What this task involves: Write out the listing beneath this instruction in its entirety, exactly as it reads.

Dataset items
········
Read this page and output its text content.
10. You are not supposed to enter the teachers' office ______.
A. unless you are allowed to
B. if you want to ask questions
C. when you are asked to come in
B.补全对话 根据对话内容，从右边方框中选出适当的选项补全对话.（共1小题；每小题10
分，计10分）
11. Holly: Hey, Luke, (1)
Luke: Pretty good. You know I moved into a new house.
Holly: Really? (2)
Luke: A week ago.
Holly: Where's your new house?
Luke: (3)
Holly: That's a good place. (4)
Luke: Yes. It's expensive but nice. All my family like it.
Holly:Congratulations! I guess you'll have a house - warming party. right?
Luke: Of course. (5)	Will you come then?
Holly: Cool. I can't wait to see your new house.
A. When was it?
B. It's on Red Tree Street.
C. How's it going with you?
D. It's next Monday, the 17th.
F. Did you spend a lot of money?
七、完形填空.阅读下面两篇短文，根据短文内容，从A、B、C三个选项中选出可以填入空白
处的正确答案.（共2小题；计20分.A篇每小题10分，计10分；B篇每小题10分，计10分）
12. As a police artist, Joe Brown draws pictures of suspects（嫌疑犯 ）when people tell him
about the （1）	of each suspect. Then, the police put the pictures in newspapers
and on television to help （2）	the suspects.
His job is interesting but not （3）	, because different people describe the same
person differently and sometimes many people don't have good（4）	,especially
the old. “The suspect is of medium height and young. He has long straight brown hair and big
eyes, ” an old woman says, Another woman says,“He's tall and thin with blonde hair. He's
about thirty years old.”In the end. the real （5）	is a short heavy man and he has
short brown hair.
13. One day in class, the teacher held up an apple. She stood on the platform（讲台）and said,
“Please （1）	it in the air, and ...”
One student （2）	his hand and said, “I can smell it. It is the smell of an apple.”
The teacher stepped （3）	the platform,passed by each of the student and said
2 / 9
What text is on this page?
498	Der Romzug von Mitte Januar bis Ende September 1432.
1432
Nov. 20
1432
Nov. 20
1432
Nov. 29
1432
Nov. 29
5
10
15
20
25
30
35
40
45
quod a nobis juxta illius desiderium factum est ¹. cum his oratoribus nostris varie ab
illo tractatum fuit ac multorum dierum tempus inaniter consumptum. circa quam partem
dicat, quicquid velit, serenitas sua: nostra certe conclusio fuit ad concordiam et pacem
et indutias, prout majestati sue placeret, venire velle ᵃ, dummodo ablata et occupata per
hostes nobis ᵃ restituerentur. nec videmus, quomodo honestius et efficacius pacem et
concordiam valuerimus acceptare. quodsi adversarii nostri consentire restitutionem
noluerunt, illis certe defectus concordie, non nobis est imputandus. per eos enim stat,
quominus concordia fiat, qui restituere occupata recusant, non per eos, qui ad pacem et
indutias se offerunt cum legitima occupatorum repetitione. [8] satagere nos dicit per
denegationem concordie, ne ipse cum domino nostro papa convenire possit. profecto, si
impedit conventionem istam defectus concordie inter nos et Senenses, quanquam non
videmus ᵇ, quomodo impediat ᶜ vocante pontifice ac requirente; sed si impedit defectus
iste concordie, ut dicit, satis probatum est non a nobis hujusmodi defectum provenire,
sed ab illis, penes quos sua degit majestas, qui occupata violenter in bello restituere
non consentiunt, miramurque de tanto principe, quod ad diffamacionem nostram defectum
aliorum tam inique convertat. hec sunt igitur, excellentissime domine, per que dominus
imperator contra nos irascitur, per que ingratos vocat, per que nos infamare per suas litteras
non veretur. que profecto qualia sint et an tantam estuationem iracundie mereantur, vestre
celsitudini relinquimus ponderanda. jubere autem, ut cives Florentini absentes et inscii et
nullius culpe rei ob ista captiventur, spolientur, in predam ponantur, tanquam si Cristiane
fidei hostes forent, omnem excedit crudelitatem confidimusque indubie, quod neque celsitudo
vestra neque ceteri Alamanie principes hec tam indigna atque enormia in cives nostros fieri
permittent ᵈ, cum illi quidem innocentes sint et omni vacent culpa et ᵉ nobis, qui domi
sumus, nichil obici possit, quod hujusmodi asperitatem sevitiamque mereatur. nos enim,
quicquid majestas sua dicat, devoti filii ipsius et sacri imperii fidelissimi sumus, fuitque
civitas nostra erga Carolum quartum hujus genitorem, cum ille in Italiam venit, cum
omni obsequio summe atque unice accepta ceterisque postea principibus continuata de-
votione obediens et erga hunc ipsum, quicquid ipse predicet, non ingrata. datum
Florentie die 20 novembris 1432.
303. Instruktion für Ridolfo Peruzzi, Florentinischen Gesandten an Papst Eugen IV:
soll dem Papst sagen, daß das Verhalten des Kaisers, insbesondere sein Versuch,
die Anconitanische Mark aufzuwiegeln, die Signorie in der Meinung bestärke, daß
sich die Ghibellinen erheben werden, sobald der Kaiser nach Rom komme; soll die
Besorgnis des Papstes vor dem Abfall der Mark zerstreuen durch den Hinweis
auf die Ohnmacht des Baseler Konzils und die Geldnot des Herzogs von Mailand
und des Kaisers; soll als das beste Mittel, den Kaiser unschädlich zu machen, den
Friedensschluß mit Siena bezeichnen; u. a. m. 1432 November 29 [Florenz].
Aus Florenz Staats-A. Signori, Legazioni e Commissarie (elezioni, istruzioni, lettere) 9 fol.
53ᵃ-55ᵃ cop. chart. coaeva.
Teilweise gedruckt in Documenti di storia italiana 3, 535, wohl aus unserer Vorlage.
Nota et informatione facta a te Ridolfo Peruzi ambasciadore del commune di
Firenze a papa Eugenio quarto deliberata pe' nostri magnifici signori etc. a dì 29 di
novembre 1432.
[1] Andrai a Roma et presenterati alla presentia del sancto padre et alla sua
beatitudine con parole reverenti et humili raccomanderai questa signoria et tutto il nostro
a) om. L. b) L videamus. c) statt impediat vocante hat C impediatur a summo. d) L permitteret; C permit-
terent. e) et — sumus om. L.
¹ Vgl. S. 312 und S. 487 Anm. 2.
········
Task answer:
Read this page and output its text content.
10. You are not supposed to enter the teachers' office ______.
A. unless you are allowed to
B. if you want to ask questions
C. when you are asked to come in
B.补全对话 根据对话内容，从右边方框中选出适当的选项补全对话.（共1小题；每小题10
分，计10分）
11. Holly: Hey, Luke, (1)
Luke: Pretty good. You know I moved into a new house.
Holly: Really? (2)
Luke: A week ago.
Holly: Where's your new house?
Luke: (3)
Holly: That's a good place. (4)
Luke: Yes. It's expensive but nice. All my family like it.
Holly:Congratulations! I guess you'll have a house - warming party. right?
Luke: Of course. (5)	Will you come then?
Holly: Cool. I can't wait to see your new house.
A. When was it?
B. It's on Red Tree Street.
C. How's it going with you?
D. It's next Monday, the 17th.
F. Did you spend a lot of money?
七、完形填空.阅读下面两篇短文，根据短文内容，从A、B、C三个选项中选出可以填入空白
处的正确答案.（共2小题；计20分.A篇每小题10分，计10分；B篇每小题10分，计10分）
12. As a police artist, Joe Brown draws pictures of suspects（嫌疑犯 ）when people tell him
about the （1）	of each suspect. Then, the police put the pictures in newspapers
and on television to help （2）	the suspects.
His job is interesting but not （3）	, because different people describe the same
person differently and sometimes many people don't have good（4）	,especially
the old. “The suspect is of medium height and young. He has long straight brown hair and big
eyes, ” an old woman says, Another woman says,“He's tall and thin with blonde hair. He's
about thirty years old.”In the end. the real （5）	is a short heavy man and he has
short brown hair.
13. One day in class, the teacher held up an apple. She stood on the platform（讲台）and said,
“Please （1）	it in the air, and ...”
One student （2）	his hand and said, “I can smell it. It is the smell of an apple.”
The teacher stepped （3）	the platform,passed by each of the student and said
2 / 9
What text is on this page?
498	Der Romzug von Mitte Januar bis Ende September 1432.
1432
Nov. 20
1432
Nov. 20
1432
Nov. 29
1432
Nov. 29
5
10
15
20
25
30
35
40
45
quod a nobis juxta illius desiderium factum est ¹. cum his oratoribus nostris varie ab
illo tractatum fuit ac multorum dierum tempus inaniter consumptum. circa quam partem
dicat, quicquid velit, serenitas sua: nostra certe conclusio fuit ad concordiam et pacem
et indutias, prout majestati sue placeret, venire velle ᵃ, dummodo ablata et occupata per
hostes nobis ᵃ restituerentur. nec videmus, quomodo honestius et efficacius pacem et
concordiam valuerimus acceptare. quodsi adversarii nostri consentire restitutionem
noluerunt, illis certe defectus concordie, non nobis est imputandus. per eos enim stat,
quominus concordia fiat, qui restituere occupata recusant, non per eos, qui ad pacem et
indutias se offerunt cum legitima occupatorum repetitione. [8] satagere nos dicit per
denegationem concordie, ne ipse cum domino nostro papa convenire possit. profecto, si
impedit conventionem istam defectus concordie inter nos et Senenses, quanquam non
videmus ᵇ, quomodo impediat ᶜ vocante pontifice ac requirente; sed si impedit defectus
iste concordie, ut dicit, satis probatum est non a nobis hujusmodi defectum provenire,
sed ab illis, penes quos sua degit majestas, qui occupata violenter in bello restituere
non consentiunt, miramurque de tanto principe, quod ad diffamacionem nostram defectum
aliorum tam inique convertat. hec sunt igitur, excellentissime domine, per que dominus
imperator contra nos irascitur, per que ingratos vocat, per que nos infamare per suas litteras
non veretur. que profecto qualia sint et an tantam estuationem iracundie mereantur, vestre
celsitudini relinquimus ponderanda. jubere autem, ut cives Florentini absentes et inscii et
nullius culpe rei ob ista captiventur, spolientur, in predam ponantur, tanquam si Cristiane
fidei hostes forent, omnem excedit crudelitatem confidimusque indubie, quod neque celsitudo
vestra neque ceteri Alamanie principes hec tam indigna atque enormia in cives nostros fieri
permittent ᵈ, cum illi quidem innocentes sint et omni vacent culpa et ᵉ nobis, qui domi
sumus, nichil obici possit, quod hujusmodi asperitatem sevitiamque mereatur. nos enim,
quicquid majestas sua dicat, devoti filii ipsius et sacri imperii fidelissimi sumus, fuitque
civitas nostra erga Carolum quartum hujus genitorem, cum ille in Italiam venit, cum
omni obsequio summe atque unice accepta ceterisque postea principibus continuata de-
votione obediens et erga hunc ipsum, quicquid ipse predicet, non ingrata. datum
Florentie die 20 novembris 1432.
303. Instruktion für Ridolfo Peruzzi, Florentinischen Gesandten an Papst Eugen IV:
soll dem Papst sagen, daß das Verhalten des Kaisers, insbesondere sein Versuch,
die Anconitanische Mark aufzuwiegeln, die Signorie in der Meinung bestärke, daß
sich die Ghibellinen erheben werden, sobald der Kaiser nach Rom komme; soll die
Besorgnis des Papstes vor dem Abfall der Mark zerstreuen durch den Hinweis
auf die Ohnmacht des Baseler Konzils und die Geldnot des Herzogs von Mailand
und des Kaisers; soll als das beste Mittel, den Kaiser unschädlich zu machen, den
Friedensschluß mit Siena bezeichnen; u. a. m. 1432 November 29 [Florenz].
Aus Florenz Staats-A. Signori, Legazioni e Commissarie (elezioni, istruzioni, lettere) 9 fol.
53ᵃ-55ᵃ cop. chart. coaeva.
Teilweise gedruckt in Documenti di storia italiana 3, 535, wohl aus unserer Vorlage.
Nota et informatione facta a te Ridolfo Peruzi ambasciadore del commune di
Firenze a papa Eugenio quarto deliberata pe' nostri magnifici signori etc. a dì 29 di
novembre 1432.
[1] Andrai a Roma et presenterati alla presentia del sancto padre et alla sua
beatitudine con parole reverenti et humili raccomanderai questa signoria et tutto il nostro
a) om. L. b) L videamus. c) statt impediat vocante hat C impediatur a summo. d) L permitteret; C permit-
terent. e) et — sumus om. L.
¹ Vgl. S. 312 und S. 487 Anm. 2.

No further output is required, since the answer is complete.